- TO BE DONE
Read the data and repeat all of it exactly.

>> Start

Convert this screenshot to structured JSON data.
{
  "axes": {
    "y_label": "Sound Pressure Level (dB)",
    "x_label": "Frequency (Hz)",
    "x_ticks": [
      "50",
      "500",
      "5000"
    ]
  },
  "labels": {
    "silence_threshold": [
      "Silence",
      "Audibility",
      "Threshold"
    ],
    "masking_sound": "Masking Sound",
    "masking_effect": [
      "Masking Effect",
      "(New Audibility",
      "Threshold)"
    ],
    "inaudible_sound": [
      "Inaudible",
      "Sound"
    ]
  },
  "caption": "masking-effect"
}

>> End

- TASK SOLUTION
Convert this screenshot to structured JSON data.
{
  "axes": {
    "y_label": "Sound Pressure Level (dB)",
    "x_label": "Frequency (Hz)",
    "x_ticks": [
      "50",
      "500",
      "5000"
    ]
  },
  "labels": {
    "silence_threshold": [
      "Silence",
      "Audibility",
      "Threshold"
    ],
    "masking_sound": "Masking Sound",
    "masking_effect": [
      "Masking Effect",
      "(New Audibility",
      "Threshold)"
    ],
    "inaudible_sound": [
      "Inaudible",
      "Sound"
    ]
  },
  "caption": "masking-effect"
}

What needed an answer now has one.